_SHORT TASK_
Read the material below and count the lines holding the string "Sanyo". Give that count with nothing added.

## START RECORDS PROVIDED

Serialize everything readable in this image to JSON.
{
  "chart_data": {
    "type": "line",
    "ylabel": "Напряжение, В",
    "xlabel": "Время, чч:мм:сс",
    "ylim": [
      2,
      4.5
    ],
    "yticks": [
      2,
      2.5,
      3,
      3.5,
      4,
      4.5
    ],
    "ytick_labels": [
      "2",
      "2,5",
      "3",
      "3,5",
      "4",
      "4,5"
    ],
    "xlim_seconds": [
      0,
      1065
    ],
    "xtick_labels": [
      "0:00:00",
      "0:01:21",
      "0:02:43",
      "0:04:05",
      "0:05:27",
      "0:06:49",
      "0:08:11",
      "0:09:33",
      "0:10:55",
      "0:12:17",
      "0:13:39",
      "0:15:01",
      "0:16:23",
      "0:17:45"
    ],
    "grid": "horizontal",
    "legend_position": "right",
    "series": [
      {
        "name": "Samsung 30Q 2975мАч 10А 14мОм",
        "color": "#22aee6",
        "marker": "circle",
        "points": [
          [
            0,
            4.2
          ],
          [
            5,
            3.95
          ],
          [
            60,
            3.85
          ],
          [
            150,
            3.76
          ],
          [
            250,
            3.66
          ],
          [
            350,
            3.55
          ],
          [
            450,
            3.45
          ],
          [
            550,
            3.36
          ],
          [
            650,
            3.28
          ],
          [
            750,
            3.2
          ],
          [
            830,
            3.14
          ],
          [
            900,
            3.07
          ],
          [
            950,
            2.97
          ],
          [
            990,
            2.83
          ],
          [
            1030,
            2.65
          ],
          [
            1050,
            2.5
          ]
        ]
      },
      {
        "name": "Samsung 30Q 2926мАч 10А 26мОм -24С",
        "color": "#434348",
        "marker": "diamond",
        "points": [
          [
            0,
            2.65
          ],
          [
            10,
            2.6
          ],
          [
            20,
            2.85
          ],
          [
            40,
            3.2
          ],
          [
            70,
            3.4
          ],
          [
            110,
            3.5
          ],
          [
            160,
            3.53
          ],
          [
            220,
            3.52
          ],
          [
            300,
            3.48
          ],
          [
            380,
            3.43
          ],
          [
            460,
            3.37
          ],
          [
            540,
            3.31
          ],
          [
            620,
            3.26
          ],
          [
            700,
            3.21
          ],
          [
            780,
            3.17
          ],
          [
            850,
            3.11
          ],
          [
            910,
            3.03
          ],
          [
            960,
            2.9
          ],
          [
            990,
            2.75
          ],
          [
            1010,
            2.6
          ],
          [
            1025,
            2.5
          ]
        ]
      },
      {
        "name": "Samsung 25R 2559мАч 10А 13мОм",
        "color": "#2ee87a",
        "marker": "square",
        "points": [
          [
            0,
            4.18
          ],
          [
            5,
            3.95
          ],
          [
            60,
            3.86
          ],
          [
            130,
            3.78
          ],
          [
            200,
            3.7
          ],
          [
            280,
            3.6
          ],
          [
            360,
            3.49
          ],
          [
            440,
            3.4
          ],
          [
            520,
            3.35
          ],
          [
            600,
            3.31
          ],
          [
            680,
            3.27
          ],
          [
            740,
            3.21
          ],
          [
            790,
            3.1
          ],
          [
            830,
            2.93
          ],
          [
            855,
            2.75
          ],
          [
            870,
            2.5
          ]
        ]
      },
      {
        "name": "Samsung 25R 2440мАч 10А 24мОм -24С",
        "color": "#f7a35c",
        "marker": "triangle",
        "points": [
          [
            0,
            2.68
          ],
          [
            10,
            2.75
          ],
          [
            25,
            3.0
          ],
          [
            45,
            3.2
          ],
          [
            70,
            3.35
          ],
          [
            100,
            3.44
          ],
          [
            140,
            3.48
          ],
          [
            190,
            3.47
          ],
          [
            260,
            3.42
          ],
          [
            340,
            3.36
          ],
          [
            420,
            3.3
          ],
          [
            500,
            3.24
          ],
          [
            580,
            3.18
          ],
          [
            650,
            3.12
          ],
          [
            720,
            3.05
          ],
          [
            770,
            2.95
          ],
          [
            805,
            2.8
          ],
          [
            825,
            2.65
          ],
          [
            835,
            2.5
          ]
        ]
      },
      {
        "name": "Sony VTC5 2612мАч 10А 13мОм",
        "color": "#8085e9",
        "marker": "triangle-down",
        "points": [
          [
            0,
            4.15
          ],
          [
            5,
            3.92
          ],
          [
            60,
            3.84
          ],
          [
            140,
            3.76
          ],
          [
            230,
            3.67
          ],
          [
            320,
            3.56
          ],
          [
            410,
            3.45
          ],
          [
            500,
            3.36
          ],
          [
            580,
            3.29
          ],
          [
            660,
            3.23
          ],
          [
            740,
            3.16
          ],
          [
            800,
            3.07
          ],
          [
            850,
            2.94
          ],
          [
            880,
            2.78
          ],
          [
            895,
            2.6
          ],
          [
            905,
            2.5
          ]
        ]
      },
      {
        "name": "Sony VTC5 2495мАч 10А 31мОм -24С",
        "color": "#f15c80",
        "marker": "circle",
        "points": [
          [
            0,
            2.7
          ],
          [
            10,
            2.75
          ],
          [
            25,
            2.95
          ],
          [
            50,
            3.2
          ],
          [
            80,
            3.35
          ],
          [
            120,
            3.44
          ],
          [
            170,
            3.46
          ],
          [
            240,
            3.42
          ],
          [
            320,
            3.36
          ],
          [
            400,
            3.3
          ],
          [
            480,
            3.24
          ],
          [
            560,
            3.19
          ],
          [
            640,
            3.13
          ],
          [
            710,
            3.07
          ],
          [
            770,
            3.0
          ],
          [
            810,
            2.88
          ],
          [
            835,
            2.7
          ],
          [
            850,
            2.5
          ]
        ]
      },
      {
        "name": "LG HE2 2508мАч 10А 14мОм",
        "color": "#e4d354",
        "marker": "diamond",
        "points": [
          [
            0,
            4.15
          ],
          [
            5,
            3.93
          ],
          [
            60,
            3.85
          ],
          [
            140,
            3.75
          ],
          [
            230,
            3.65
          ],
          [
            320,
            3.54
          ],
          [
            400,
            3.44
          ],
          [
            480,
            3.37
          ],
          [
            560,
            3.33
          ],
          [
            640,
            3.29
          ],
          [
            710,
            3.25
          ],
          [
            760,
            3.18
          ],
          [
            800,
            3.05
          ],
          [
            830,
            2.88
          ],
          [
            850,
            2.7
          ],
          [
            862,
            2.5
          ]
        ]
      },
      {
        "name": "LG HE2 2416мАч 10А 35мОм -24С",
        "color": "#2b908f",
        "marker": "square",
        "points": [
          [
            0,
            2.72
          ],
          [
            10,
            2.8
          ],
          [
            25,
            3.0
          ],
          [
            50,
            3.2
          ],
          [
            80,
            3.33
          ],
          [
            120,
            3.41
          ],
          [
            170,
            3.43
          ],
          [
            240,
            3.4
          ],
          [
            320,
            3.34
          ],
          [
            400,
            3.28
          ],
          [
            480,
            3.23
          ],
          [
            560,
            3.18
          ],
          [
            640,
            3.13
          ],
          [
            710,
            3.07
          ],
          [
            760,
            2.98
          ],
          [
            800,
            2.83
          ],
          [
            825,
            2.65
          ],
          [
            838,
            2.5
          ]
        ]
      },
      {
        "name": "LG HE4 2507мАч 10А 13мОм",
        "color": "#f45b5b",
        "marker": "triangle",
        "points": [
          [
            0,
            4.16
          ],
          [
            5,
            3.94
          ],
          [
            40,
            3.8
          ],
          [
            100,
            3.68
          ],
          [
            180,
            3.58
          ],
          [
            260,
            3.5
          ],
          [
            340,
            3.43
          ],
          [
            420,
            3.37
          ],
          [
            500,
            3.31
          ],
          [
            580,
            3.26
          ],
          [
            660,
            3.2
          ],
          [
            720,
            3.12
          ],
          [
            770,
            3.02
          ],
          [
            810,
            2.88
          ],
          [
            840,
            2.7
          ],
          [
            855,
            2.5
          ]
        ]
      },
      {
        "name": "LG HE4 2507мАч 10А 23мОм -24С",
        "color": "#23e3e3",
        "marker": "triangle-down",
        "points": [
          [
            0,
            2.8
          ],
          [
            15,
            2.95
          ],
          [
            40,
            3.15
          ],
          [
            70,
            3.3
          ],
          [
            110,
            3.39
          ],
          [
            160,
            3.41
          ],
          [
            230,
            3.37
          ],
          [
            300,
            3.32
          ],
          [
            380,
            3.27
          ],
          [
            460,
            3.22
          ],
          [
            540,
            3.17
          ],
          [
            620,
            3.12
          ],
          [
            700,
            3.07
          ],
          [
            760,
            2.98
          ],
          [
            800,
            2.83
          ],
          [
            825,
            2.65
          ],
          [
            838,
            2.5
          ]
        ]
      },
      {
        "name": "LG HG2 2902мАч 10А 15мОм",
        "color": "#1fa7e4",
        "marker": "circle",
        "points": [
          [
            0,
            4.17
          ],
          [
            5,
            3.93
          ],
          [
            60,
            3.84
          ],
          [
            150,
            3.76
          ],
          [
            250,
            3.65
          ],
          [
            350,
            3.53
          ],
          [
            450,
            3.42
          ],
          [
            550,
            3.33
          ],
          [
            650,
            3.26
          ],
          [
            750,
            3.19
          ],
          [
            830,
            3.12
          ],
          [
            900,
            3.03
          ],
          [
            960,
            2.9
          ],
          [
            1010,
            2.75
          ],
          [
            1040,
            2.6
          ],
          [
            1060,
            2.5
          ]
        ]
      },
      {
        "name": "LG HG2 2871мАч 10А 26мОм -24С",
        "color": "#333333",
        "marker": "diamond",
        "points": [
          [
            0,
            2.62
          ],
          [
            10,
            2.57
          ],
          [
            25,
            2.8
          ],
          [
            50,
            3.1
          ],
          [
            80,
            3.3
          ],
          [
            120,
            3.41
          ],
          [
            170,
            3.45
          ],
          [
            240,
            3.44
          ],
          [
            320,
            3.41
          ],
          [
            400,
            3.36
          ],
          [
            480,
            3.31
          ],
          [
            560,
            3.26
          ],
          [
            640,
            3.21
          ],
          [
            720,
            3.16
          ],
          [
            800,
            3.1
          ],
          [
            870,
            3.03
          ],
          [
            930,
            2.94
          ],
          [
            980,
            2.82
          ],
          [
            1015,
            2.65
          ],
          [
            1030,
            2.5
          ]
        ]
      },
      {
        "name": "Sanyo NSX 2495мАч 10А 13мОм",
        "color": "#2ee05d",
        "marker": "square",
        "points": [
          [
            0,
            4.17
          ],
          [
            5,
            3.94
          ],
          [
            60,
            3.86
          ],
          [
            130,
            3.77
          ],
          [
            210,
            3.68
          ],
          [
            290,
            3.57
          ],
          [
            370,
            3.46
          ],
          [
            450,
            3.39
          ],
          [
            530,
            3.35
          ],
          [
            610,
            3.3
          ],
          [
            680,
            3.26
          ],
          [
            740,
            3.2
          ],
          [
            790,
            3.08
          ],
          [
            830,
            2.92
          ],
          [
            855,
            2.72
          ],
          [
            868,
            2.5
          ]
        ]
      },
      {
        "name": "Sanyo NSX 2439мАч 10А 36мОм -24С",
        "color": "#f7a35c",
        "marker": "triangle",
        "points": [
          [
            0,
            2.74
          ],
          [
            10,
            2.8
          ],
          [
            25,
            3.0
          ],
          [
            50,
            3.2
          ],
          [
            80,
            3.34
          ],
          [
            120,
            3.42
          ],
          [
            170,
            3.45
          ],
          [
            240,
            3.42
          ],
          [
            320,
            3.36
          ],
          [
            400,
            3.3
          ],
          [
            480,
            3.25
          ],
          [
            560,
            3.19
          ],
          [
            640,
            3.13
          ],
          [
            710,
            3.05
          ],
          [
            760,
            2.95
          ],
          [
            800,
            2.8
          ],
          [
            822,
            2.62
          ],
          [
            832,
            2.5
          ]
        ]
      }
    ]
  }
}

## END RECORDS PROVIDED

_ANSWER TO THIS TASK_
2